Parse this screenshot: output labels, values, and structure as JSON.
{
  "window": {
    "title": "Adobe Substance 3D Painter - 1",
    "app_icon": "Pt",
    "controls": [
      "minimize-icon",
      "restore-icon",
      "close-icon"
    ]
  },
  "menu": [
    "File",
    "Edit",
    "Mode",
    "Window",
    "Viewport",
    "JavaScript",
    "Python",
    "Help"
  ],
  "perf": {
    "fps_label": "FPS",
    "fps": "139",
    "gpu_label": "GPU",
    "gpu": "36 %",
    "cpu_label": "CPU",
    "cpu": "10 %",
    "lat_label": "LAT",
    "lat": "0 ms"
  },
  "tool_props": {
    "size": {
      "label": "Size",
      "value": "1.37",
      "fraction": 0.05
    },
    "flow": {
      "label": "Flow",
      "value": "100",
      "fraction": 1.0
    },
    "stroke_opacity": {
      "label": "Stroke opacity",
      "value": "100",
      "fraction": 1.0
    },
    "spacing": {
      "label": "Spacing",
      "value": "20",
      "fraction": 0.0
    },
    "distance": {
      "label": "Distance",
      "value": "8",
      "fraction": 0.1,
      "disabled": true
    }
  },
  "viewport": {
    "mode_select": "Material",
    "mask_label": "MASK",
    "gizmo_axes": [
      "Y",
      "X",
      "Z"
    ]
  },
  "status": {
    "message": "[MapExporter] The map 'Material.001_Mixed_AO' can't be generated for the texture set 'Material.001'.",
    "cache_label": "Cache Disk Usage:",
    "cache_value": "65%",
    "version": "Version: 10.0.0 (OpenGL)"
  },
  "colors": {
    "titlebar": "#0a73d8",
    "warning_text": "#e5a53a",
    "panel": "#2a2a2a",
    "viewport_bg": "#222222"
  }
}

- [Stated problem]: Return the listing above in its exact form.

- [Task solution]:
Parse this screenshot: output labels, values, and structure as JSON.
{
  "window": {
    "title": "Adobe Substance 3D Painter - 1",
    "app_icon": "Pt",
    "controls": [
      "minimize-icon",
      "restore-icon",
      "close-icon"
    ]
  },
  "menu": [
    "File",
    "Edit",
    "Mode",
    "Window",
    "Viewport",
    "JavaScript",
    "Python",
    "Help"
  ],
  "perf": {
    "fps_label": "FPS",
    "fps": "139",
    "gpu_label": "GPU",
    "gpu": "36 %",
    "cpu_label": "CPU",
    "cpu": "10 %",
    "lat_label": "LAT",
    "lat": "0 ms"
  },
  "tool_props": {
    "size": {
      "label": "Size",
      "value": "1.37",
      "fraction": 0.05
    },
    "flow": {
      "label": "Flow",
      "value": "100",
      "fraction": 1.0
    },
    "stroke_opacity": {
      "label": "Stroke opacity",
      "value": "100",
      "fraction": 1.0
    },
    "spacing": {
      "label": "Spacing",
      "value": "20",
      "fraction": 0.0
    },
    "distance": {
      "label": "Distance",
      "value": "8",
      "fraction": 0.1,
      "disabled": true
    }
  },
  "viewport": {
    "mode_select": "Material",
    "mask_label": "MASK",
    "gizmo_axes": [
      "Y",
      "X",
      "Z"
    ]
  },
  "status": {
    "message": "[MapExporter] The map 'Material.001_Mixed_AO' can't be generated for the texture set 'Material.001'.",
    "cache_label": "Cache Disk Usage:",
    "cache_value": "65%",
    "version": "Version: 10.0.0 (OpenGL)"
  },
  "colors": {
    "titlebar": "#0a73d8",
    "warning_text": "#e5a53a",
    "panel": "#2a2a2a",
    "viewport_bg": "#222222"
  }
}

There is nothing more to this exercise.